### AIM:
Answer with one number: how many lines hold "Partitions".

### DATA IN THIS EXERCISE:
--- BEGIN ---

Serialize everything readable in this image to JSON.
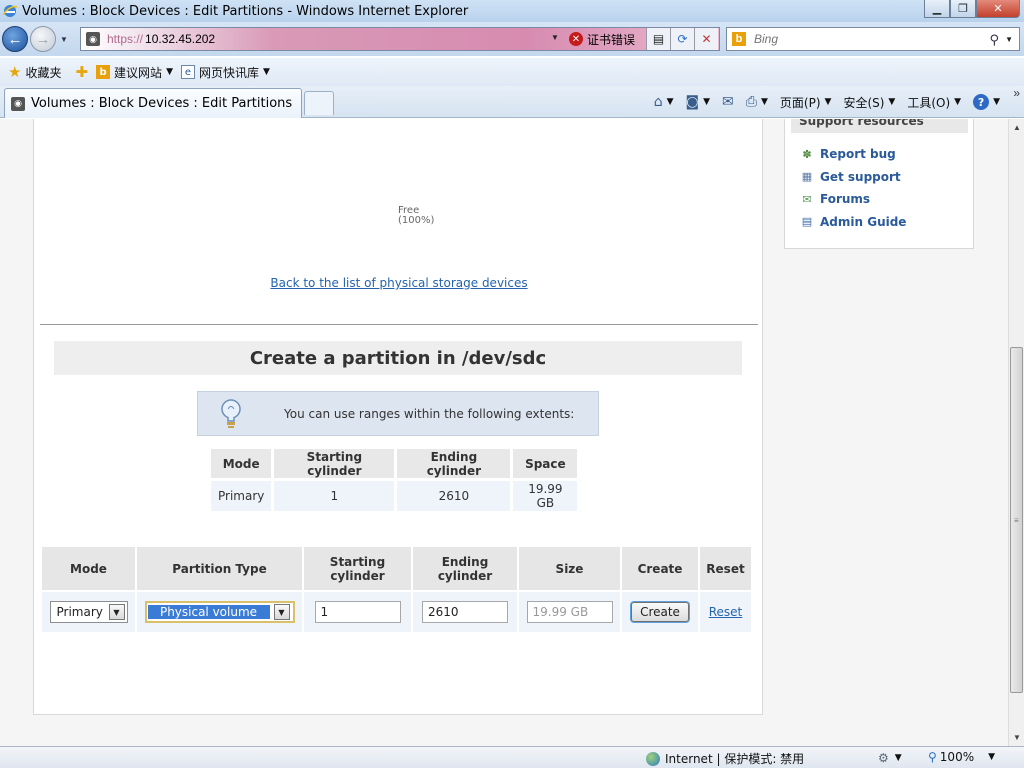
{
  "window": {
    "title": "Volumes : Block Devices : Edit Partitions - Windows Internet Explorer",
    "min_glyph": "▁",
    "max_glyph": "❐",
    "close_glyph": "✕"
  },
  "addressbar": {
    "scheme": "https://",
    "host": "10.32.45.202",
    "cert_error": "证书错误",
    "search_placeholder": "Bing"
  },
  "favorites": {
    "favorites_label": "收藏夹",
    "suggested_sites": "建议网站",
    "web_slice_gallery": "网页快讯库"
  },
  "tab": {
    "label": "Volumes : Block Devices : Edit Partitions"
  },
  "commandbar": {
    "page": "页面(P)",
    "safety": "安全(S)",
    "tools": "工具(O)",
    "help": "?"
  },
  "content": {
    "chart": {
      "free_label": "Free",
      "free_percent": "(100%)"
    },
    "back_link": "Back to the list of physical storage devices",
    "section_title": "Create a partition in /dev/sdc",
    "hint": "You can use ranges within the following extents:",
    "extents": {
      "headers": [
        "Mode",
        "Starting cylinder",
        "Ending cylinder",
        "Space"
      ],
      "rows": [
        [
          "Primary",
          "1",
          "2610",
          "19.99 GB"
        ]
      ]
    },
    "form": {
      "headers": [
        "Mode",
        "Partition Type",
        "Starting\ncylinder",
        "Ending\ncylinder",
        "Size",
        "Create",
        "Reset"
      ],
      "mode_value": "Primary",
      "partition_type_value": "Physical volume",
      "start_value": "1",
      "end_value": "2610",
      "size_placeholder": "19.99 GB",
      "create_label": "Create",
      "reset_label": "Reset"
    }
  },
  "sidebar": {
    "header": "Support resources",
    "links": [
      {
        "label": "Report bug",
        "icon": "bug-icon"
      },
      {
        "label": "Get support",
        "icon": "support-icon"
      },
      {
        "label": "Forums",
        "icon": "forums-icon"
      },
      {
        "label": "Admin Guide",
        "icon": "book-icon"
      }
    ]
  },
  "statusbar": {
    "zone": "Internet | 保护模式: 禁用",
    "zoom": "100%"
  }
}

--- END ---

### WRITTEN ANSWER:
2